[Collected data entries]

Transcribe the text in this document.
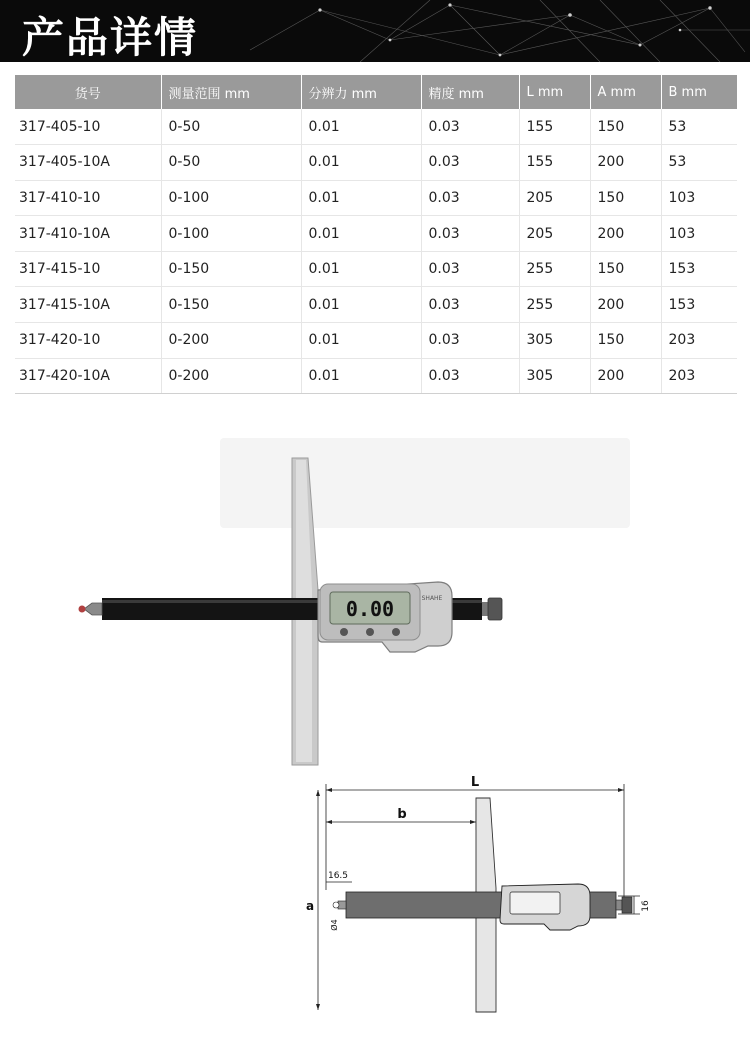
产品详情
货号	测量范围 mm	分辨力 mm	精度 mm	L mm	A mm	B mm
317-405-10	0-50	0.01	0.03	155	150	53
317-405-10A	0-50	0.01	0.03	155	200	53
317-410-10	0-100	0.01	0.03	205	150	103
317-410-10A	0-100	0.01	0.03	205	200	103
317-415-10	0-150	0.01	0.03	255	150	153
317-415-10A	0-150	0.01	0.03	255	200	153
317-420-10	0-200	0.01	0.03	305	150	203
317-420-10A	0-200	0.01	0.03	305	200	203
0.00	SHAHE
L
b
a
16.5
Ø4
16
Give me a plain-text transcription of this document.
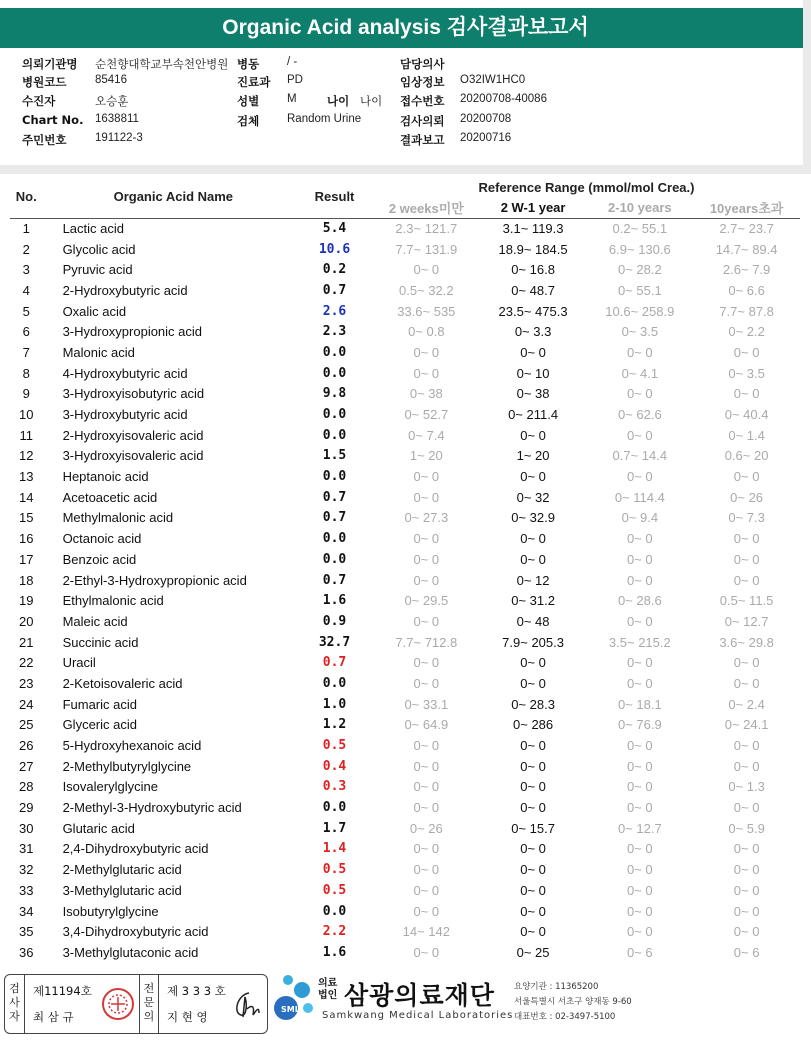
Organic Acid analysis 검사결과보고서
의뢰기관명 순천향대학교부속천안병원 병동 / -	담당의사
병원코드 85416	진료과 PD	임상정보 O32IW1HC0
수진자	오승훈	성별 M	나이 나이 접수번호 20200708-40086
Chart No. 1638811	검체 Random Urine	검사의뢰 20200708
주민번호 191122-3	결과보고 20200716
No.	Organic Acid Name	Result	Reference Range (mmol/mol Crea.)			
			2 weeks미만	2 W-1 year	2-10 years	10years초과
1	Lactic acid	5.4	2.3~ 121.7	3.1~ 119.3	0.2~ 55.1	2.7~ 23.7
2	Glycolic acid	10.6	7.7~ 131.9	18.9~ 184.5	6.9~ 130.6	14.7~ 89.4
3	Pyruvic acid	0.2	0~ 0	0~ 16.8	0~ 28.2	2.6~ 7.9
4	2-Hydroxybutyric acid	0.7	0.5~ 32.2	0~ 48.7	0~ 55.1	0~ 6.6
5	Oxalic acid	2.6	33.6~ 535	23.5~ 475.3	10.6~ 258.9	7.7~ 87.8
6	3-Hydroxypropionic acid	2.3	0~ 0.8	0~ 3.3	0~ 3.5	0~ 2.2
7	Malonic acid	0.0	0~ 0	0~ 0	0~ 0	0~ 0
8	4-Hydroxybutyric acid	0.0	0~ 0	0~ 10	0~ 4.1	0~ 3.5
9	3-Hydroxyisobutyric acid	9.8	0~ 38	0~ 38	0~ 0	0~ 0
10	3-Hydroxybutyric acid	0.0	0~ 52.7	0~ 211.4	0~ 62.6	0~ 40.4
11	2-Hydroxyisovaleric acid	0.0	0~ 7.4	0~ 0	0~ 0	0~ 1.4
12	3-Hydroxyisovaleric acid	1.5	1~ 20	1~ 20	0.7~ 14.4	0.6~ 20
13	Heptanoic acid	0.0	0~ 0	0~ 0	0~ 0	0~ 0
14	Acetoacetic acid	0.7	0~ 0	0~ 32	0~ 114.4	0~ 26
15	Methylmalonic acid	0.7	0~ 27.3	0~ 32.9	0~ 9.4	0~ 7.3
16	Octanoic acid	0.0	0~ 0	0~ 0	0~ 0	0~ 0
17	Benzoic acid	0.0	0~ 0	0~ 0	0~ 0	0~ 0
18	2-Ethyl-3-Hydroxypropionic acid	0.7	0~ 0	0~ 12	0~ 0	0~ 0
19	Ethylmalonic acid	1.6	0~ 29.5	0~ 31.2	0~ 28.6	0.5~ 11.5
20	Maleic acid	0.9	0~ 0	0~ 48	0~ 0	0~ 12.7
21	Succinic acid	32.7	7.7~ 712.8	7.9~ 205.3	3.5~ 215.2	3.6~ 29.8
22	Uracil	0.7	0~ 0	0~ 0	0~ 0	0~ 0
23	2-Ketoisovaleric acid	0.0	0~ 0	0~ 0	0~ 0	0~ 0
24	Fumaric acid	1.0	0~ 33.1	0~ 28.3	0~ 18.1	0~ 2.4
25	Glyceric acid	1.2	0~ 64.9	0~ 286	0~ 76.9	0~ 24.1
26	5-Hydroxyhexanoic acid	0.5	0~ 0	0~ 0	0~ 0	0~ 0
27	2-Methylbutyrylglycine	0.4	0~ 0	0~ 0	0~ 0	0~ 0
28	Isovalerylglycine	0.3	0~ 0	0~ 0	0~ 0	0~ 1.3
29	2-Methyl-3-Hydroxybutyric acid	0.0	0~ 0	0~ 0	0~ 0	0~ 0
30	Glutaric acid	1.7	0~ 26	0~ 15.7	0~ 12.7	0~ 5.9
31	2,4-Dihydroxybutyric acid	1.4	0~ 0	0~ 0	0~ 0	0~ 0
32	2-Methylglutaric acid	0.5	0~ 0	0~ 0	0~ 0	0~ 0
33	3-Methylglutaric acid	0.5	0~ 0	0~ 0	0~ 0	0~ 0
34	Isobutyrylglycine	0.0	0~ 0	0~ 0	0~ 0	0~ 0
35	3,4-Dihydroxybutyric acid	2.2	14~ 142	0~ 0	0~ 0	0~ 0
36	3-Methylglutaconic acid	1.6	0~ 0	0~ 25	0~ 6	0~ 6
검사자
제11194호
최 삼 규
전문의
제 3 3 3 호
지 현 영
SML
의료법인 삼광의료재단
Samkwang Medical Laboratories
요양기관 : 11365200
서울특별시 서초구 양재동 9-60
대표번호 : 02-3497-5100
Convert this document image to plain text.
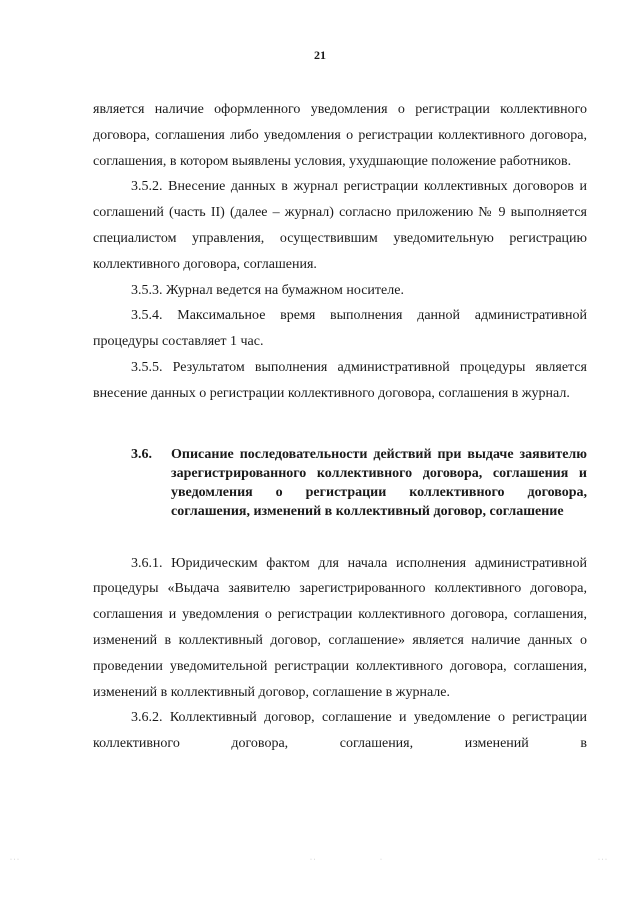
21

является наличие оформленного уведомления о регистрации коллективного договора, соглашения либо уведомления о регистрации коллективного договора, соглашения, в котором выявлены условия, ухудшающие положение работников.

3.5.2. Внесение данных в журнал регистрации коллективных договоров и соглашений (часть II) (далее – журнал) согласно приложению № 9 выполняется специалистом управления, осуществившим уведомительную регистрацию коллективного договора, соглашения.

3.5.3. Журнал ведется на бумажном носителе.

3.5.4. Максимальное время выполнения данной административной процедуры составляет 1 час.

3.5.5. Результатом выполнения административной процедуры является внесение данных о регистрации коллективного договора, соглашения в журнал.

3.6.	Описание последовательности действий при выдаче заявителю зарегистрированного коллективного договора, соглашения и уведомления о регистрации коллективного договора, соглашения, изменений в коллективный договор, соглашение

3.6.1. Юридическим фактом для начала исполнения административной процедуры «Выдача заявителю зарегистрированного коллективного договора, соглашения и уведомления о регистрации коллективного договора, соглашения, изменений в коллективный договор, соглашение» является наличие данных о проведении уведомительной регистрации коллективного договора, соглашения, изменений в коллективный договор, соглашение в журнале.

3.6.2. Коллективный договор, соглашение и уведомление о регистрации коллективного договора, соглашения, изменений в

· · ·	· ·	·	· · ·
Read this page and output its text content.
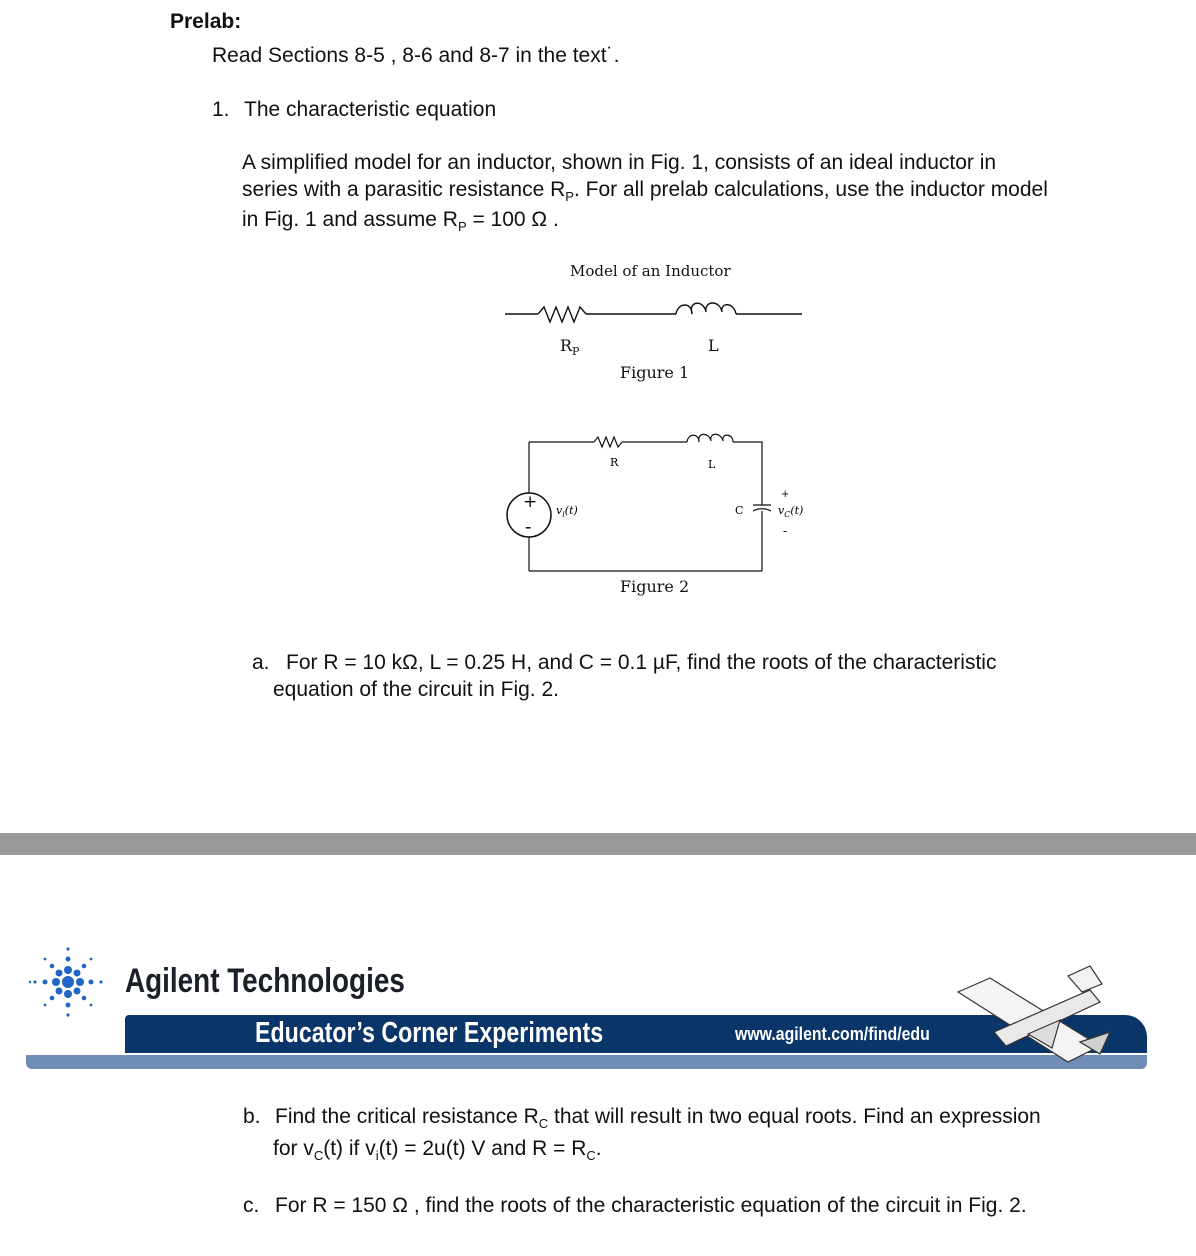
Prelab:
Read Sections 8-5 , 8-6 and 8-7 in the text˙.
1. The characteristic equation
A simplified model for an inductor, shown in Fig. 1, consists of an ideal inductor in
series with a parasitic resistance $R_P$. For all prelab calculations, use the inductor model
in Fig. 1 and assume $R_P = 100$ Ω .
Model of an Inductor
$R_P$	L
Figure 1
+
-
R	L
C
+
-
$v_i(t)$	$v_C(t)$
Figure 2
a. For R = 10 kΩ, L = 0.25 H, and C = 0.1 µF, find the roots of the characteristic
equation of the circuit in Fig. 2.
Agilent Technologies
Educator’s Corner Experiments	www.agilent.com/find/edu
b. Find the critical resistance $R_C$ that will result in two equal roots. Find an expression
for $v_C(t)$ if $v_i(t) = 2u(t)$ V and $R = R_C$.
c. For R = 150 Ω , find the roots of the characteristic equation of the circuit in Fig. 2.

_TASK OBJECTIVE_
Would you return the data exactly as written, without the pictures?

_RESPONSE TO THE EXERCISE_
Transcribe the text in this document.
产品详情
货号	测量范围 mm	分辨力 mm	精度 mm	L mm	A mm	B mm
317-405-10	0-50	0.01	0.03	155	150	53
317-405-10A	0-50	0.01	0.03	155	200	53
317-410-10	0-100	0.01	0.03	205	150	103
317-410-10A	0-100	0.01	0.03	205	200	103
317-415-10	0-150	0.01	0.03	255	150	153
317-415-10A	0-150	0.01	0.03	255	200	153
317-420-10	0-200	0.01	0.03	305	150	203
317-420-10A	0-200	0.01	0.03	305	200	203
0.00	SHAHE
L
b
a
16.5
Ø4
16
Give me a plain-text transcription of this document.
Organic Acid analysis 검사결과보고서
의뢰기관명 순천향대학교부속천안병원 병동 / -	담당의사
병원코드 85416	진료과 PD	임상정보 O32IW1HC0
수진자	오승훈	성별 M	나이 나이 접수번호 20200708-40086
Chart No. 1638811	검체 Random Urine	검사의뢰 20200708
주민번호 191122-3	결과보고 20200716
No.	Organic Acid Name	Result	Reference Range (mmol/mol Crea.)			
			2 weeks미만	2 W-1 year	2-10 years	10years초과
1	Lactic acid	5.4	2.3~ 121.7	3.1~ 119.3	0.2~ 55.1	2.7~ 23.7
2	Glycolic acid	10.6	7.7~ 131.9	18.9~ 184.5	6.9~ 130.6	14.7~ 89.4
3	Pyruvic acid	0.2	0~ 0	0~ 16.8	0~ 28.2	2.6~ 7.9
4	2-Hydroxybutyric acid	0.7	0.5~ 32.2	0~ 48.7	0~ 55.1	0~ 6.6
5	Oxalic acid	2.6	33.6~ 535	23.5~ 475.3	10.6~ 258.9	7.7~ 87.8
6	3-Hydroxypropionic acid	2.3	0~ 0.8	0~ 3.3	0~ 3.5	0~ 2.2
7	Malonic acid	0.0	0~ 0	0~ 0	0~ 0	0~ 0
8	4-Hydroxybutyric acid	0.0	0~ 0	0~ 10	0~ 4.1	0~ 3.5
9	3-Hydroxyisobutyric acid	9.8	0~ 38	0~ 38	0~ 0	0~ 0
10	3-Hydroxybutyric acid	0.0	0~ 52.7	0~ 211.4	0~ 62.6	0~ 40.4
11	2-Hydroxyisovaleric acid	0.0	0~ 7.4	0~ 0	0~ 0	0~ 1.4
12	3-Hydroxyisovaleric acid	1.5	1~ 20	1~ 20	0.7~ 14.4	0.6~ 20
13	Heptanoic acid	0.0	0~ 0	0~ 0	0~ 0	0~ 0
14	Acetoacetic acid	0.7	0~ 0	0~ 32	0~ 114.4	0~ 26
15	Methylmalonic acid	0.7	0~ 27.3	0~ 32.9	0~ 9.4	0~ 7.3
16	Octanoic acid	0.0	0~ 0	0~ 0	0~ 0	0~ 0
17	Benzoic acid	0.0	0~ 0	0~ 0	0~ 0	0~ 0
18	2-Ethyl-3-Hydroxypropionic acid	0.7	0~ 0	0~ 12	0~ 0	0~ 0
19	Ethylmalonic acid	1.6	0~ 29.5	0~ 31.2	0~ 28.6	0.5~ 11.5
20	Maleic acid	0.9	0~ 0	0~ 48	0~ 0	0~ 12.7
21	Succinic acid	32.7	7.7~ 712.8	7.9~ 205.3	3.5~ 215.2	3.6~ 29.8
22	Uracil	0.7	0~ 0	0~ 0	0~ 0	0~ 0
23	2-Ketoisovaleric acid	0.0	0~ 0	0~ 0	0~ 0	0~ 0
24	Fumaric acid	1.0	0~ 33.1	0~ 28.3	0~ 18.1	0~ 2.4
25	Glyceric acid	1.2	0~ 64.9	0~ 286	0~ 76.9	0~ 24.1
26	5-Hydroxyhexanoic acid	0.5	0~ 0	0~ 0	0~ 0	0~ 0
27	2-Methylbutyrylglycine	0.4	0~ 0	0~ 0	0~ 0	0~ 0
28	Isovalerylglycine	0.3	0~ 0	0~ 0	0~ 0	0~ 1.3
29	2-Methyl-3-Hydroxybutyric acid	0.0	0~ 0	0~ 0	0~ 0	0~ 0
30	Glutaric acid	1.7	0~ 26	0~ 15.7	0~ 12.7	0~ 5.9
31	2,4-Dihydroxybutyric acid	1.4	0~ 0	0~ 0	0~ 0	0~ 0
32	2-Methylglutaric acid	0.5	0~ 0	0~ 0	0~ 0	0~ 0
33	3-Methylglutaric acid	0.5	0~ 0	0~ 0	0~ 0	0~ 0
34	Isobutyrylglycine	0.0	0~ 0	0~ 0	0~ 0	0~ 0
35	3,4-Dihydroxybutyric acid	2.2	14~ 142	0~ 0	0~ 0	0~ 0
36	3-Methylglutaconic acid	1.6	0~ 0	0~ 25	0~ 6	0~ 6
검사자
제11194호
최 삼 규
전문의
제 3 3 3 호
지 현 영
SML
의료법인 삼광의료재단
Samkwang Medical Laboratories
요양기관 : 11365200
서울특별시 서초구 양재동 9-60
대표번호 : 02-3497-5100
Convert this document image to plain text.
21

является наличие оформленного уведомления о регистрации коллективного договора, соглашения либо уведомления о регистрации коллективного договора, соглашения, в котором выявлены условия, ухудшающие положение работников.

3.5.2. Внесение данных в журнал регистрации коллективных договоров и соглашений (часть II) (далее – журнал) согласно приложению № 9 выполняется специалистом управления, осуществившим уведомительную регистрацию коллективного договора, соглашения.

3.5.3. Журнал ведется на бумажном носителе.

3.5.4. Максимальное время выполнения данной административной процедуры составляет 1 час.

3.5.5. Результатом выполнения административной процедуры является внесение данных о регистрации коллективного договора, соглашения в журнал.

3.6.	Описание последовательности действий при выдаче заявителю зарегистрированного коллективного договора, соглашения и уведомления о регистрации коллективного договора, соглашения, изменений в коллективный договор, соглашение

3.6.1. Юридическим фактом для начала исполнения административной процедуры «Выдача заявителю зарегистрированного коллективного договора, соглашения и уведомления о регистрации коллективного договора, соглашения, изменений в коллективный договор, соглашение» является наличие данных о проведении уведомительной регистрации коллективного договора, соглашения, изменений в коллективный договор, соглашение в журнале.

3.6.2. Коллективный договор, соглашение и уведомление о регистрации коллективного договора, соглашения, изменений в

· · ·	· ·	·	· · ·
Read this page and output its text content.
Prelab:
Read Sections 8-5 , 8-6 and 8-7 in the text˙.
1. The characteristic equation
A simplified model for an inductor, shown in Fig. 1, consists of an ideal inductor in
series with a parasitic resistance $R_P$. For all prelab calculations, use the inductor model
in Fig. 1 and assume $R_P = 100$ Ω .
Model of an Inductor
$R_P$	L
Figure 1
+
-
R	L
C
+
-
$v_i(t)$	$v_C(t)$
Figure 2
a. For R = 10 kΩ, L = 0.25 H, and C = 0.1 µF, find the roots of the characteristic
equation of the circuit in Fig. 2.
Agilent Technologies
Educator’s Corner Experiments	www.agilent.com/find/edu
b. Find the critical resistance $R_C$ that will result in two equal roots. Find an expression
for $v_C(t)$ if $v_i(t) = 2u(t)$ V and $R = R_C$.
c. For R = 150 Ω , find the roots of the characteristic equation of the circuit in Fig. 2.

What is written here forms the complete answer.